▶ Exercise brief
Read the records below. Copy each line where the string "image" occurs.

▶ Records for the task
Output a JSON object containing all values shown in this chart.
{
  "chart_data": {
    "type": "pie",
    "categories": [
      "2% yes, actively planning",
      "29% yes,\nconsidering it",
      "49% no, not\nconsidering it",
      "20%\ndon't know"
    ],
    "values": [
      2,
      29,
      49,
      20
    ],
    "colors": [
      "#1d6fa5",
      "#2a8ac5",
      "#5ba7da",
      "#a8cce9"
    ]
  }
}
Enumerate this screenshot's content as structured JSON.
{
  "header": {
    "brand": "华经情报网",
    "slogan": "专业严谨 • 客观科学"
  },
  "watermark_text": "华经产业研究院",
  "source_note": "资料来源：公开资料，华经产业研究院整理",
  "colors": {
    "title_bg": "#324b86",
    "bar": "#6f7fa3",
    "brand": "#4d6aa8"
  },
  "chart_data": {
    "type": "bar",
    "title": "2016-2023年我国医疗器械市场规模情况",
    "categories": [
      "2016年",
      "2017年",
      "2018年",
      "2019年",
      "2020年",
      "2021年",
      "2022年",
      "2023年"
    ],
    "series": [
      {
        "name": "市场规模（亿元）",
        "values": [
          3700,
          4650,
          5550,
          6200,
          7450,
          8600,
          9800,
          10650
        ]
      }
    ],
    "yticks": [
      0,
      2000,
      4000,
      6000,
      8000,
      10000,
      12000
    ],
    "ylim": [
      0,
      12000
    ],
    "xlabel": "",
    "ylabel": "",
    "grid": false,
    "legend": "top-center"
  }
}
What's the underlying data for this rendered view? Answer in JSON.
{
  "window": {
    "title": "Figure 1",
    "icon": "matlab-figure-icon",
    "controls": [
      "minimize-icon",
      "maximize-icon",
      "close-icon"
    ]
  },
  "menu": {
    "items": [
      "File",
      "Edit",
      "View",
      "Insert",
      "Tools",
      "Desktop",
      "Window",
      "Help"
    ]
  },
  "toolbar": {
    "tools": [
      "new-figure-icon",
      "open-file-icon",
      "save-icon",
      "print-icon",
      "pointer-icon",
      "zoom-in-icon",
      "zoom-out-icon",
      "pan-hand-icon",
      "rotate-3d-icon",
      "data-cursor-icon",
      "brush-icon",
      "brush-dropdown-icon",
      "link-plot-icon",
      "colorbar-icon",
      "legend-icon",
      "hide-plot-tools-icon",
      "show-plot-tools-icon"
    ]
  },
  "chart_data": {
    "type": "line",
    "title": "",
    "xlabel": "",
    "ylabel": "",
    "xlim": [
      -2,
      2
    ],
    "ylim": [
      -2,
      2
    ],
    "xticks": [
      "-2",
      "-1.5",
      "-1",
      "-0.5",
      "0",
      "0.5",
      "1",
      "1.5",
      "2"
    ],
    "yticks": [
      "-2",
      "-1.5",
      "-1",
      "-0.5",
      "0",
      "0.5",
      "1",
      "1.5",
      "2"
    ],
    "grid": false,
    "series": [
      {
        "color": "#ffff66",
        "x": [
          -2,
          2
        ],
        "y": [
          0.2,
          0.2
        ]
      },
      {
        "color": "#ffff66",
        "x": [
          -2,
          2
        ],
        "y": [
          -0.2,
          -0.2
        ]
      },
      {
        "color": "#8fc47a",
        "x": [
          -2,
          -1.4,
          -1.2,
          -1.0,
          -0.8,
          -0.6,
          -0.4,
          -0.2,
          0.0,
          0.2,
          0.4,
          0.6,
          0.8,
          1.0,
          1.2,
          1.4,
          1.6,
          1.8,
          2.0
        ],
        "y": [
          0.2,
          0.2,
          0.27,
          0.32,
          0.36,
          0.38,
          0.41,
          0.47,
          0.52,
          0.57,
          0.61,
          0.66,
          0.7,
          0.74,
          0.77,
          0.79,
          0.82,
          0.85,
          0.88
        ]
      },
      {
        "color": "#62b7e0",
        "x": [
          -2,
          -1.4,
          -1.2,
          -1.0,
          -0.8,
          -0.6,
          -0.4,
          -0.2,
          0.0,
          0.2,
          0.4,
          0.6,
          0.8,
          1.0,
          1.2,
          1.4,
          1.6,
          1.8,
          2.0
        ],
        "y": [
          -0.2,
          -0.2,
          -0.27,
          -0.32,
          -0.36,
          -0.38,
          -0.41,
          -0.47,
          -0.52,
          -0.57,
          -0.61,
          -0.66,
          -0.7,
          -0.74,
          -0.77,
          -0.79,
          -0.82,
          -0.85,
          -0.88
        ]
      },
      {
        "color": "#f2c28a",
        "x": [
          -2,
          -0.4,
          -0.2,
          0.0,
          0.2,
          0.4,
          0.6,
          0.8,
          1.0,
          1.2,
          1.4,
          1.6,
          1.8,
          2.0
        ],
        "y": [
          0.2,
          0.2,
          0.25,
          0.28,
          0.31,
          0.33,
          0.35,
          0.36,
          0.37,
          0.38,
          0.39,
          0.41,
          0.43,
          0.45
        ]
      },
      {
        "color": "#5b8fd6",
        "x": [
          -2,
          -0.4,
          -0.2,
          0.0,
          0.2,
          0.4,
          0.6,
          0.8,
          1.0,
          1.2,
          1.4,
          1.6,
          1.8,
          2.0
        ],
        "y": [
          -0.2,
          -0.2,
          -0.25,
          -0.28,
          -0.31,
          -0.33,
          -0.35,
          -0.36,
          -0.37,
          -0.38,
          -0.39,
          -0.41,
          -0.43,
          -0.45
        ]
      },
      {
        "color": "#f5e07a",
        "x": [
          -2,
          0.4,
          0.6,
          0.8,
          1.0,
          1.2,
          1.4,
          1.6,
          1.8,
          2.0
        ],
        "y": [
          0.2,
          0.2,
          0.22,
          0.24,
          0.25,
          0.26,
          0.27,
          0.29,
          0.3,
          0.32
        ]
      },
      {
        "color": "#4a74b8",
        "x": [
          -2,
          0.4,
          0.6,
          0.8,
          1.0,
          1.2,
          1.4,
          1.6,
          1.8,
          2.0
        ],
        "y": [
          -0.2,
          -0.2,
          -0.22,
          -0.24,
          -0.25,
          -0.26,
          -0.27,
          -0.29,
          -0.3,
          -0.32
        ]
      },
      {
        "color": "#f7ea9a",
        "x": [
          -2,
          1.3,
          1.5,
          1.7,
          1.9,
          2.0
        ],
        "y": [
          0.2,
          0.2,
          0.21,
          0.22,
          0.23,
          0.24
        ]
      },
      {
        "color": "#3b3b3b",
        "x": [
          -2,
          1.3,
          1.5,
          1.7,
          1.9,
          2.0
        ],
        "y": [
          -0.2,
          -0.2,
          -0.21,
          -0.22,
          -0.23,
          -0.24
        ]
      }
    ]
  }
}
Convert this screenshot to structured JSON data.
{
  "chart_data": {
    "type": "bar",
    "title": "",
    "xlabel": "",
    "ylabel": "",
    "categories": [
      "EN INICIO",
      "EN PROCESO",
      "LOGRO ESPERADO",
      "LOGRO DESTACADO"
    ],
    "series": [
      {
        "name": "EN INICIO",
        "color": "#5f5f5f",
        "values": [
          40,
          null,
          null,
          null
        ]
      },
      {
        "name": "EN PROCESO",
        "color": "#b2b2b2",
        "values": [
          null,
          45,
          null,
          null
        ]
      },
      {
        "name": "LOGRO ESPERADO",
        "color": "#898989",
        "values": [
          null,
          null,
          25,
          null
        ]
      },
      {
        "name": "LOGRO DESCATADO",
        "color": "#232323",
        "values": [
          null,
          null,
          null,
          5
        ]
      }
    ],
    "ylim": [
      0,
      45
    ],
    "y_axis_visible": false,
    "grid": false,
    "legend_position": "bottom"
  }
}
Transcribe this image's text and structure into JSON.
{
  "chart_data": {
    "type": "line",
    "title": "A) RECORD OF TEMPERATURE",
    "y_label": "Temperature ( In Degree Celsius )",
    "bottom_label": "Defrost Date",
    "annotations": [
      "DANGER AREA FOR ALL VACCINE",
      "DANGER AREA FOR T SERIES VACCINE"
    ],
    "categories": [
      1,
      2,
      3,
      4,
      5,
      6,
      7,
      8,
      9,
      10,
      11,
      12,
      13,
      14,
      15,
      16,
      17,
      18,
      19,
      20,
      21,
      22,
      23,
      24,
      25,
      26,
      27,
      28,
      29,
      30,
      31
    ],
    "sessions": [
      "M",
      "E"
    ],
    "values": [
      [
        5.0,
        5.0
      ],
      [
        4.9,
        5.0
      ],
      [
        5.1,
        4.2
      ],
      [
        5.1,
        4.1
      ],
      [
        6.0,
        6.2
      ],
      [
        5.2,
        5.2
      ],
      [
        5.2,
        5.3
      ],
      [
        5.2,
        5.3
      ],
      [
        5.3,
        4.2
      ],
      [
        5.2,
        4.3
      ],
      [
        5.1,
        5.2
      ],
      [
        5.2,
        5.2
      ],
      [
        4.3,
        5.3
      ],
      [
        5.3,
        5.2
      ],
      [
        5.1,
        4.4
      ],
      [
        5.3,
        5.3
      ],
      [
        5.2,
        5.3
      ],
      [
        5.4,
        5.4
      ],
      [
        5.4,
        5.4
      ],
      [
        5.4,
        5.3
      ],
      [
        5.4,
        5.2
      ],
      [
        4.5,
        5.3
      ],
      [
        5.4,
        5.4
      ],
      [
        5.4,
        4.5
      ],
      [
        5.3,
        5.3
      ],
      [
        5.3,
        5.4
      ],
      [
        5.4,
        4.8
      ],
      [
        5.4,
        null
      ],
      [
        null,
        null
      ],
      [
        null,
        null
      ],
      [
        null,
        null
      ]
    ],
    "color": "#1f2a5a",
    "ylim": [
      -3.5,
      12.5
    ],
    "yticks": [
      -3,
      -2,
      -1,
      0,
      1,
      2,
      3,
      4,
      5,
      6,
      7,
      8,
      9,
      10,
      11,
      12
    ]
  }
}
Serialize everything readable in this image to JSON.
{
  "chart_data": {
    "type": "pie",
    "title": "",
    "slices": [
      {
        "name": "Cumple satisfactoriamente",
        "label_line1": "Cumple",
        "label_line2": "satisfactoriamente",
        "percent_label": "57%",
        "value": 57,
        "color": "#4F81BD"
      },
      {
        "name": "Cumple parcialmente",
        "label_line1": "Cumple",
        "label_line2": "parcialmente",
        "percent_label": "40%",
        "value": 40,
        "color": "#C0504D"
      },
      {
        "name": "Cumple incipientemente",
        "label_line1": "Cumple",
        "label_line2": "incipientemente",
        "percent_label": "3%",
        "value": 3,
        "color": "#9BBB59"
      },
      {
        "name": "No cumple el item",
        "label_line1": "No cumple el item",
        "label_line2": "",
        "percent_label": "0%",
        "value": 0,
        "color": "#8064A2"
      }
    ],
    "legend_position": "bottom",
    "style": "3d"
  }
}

▶ Finished answer
Transcribe this image's text and structure into JSON.
Serialize everything readable in this image to JSON.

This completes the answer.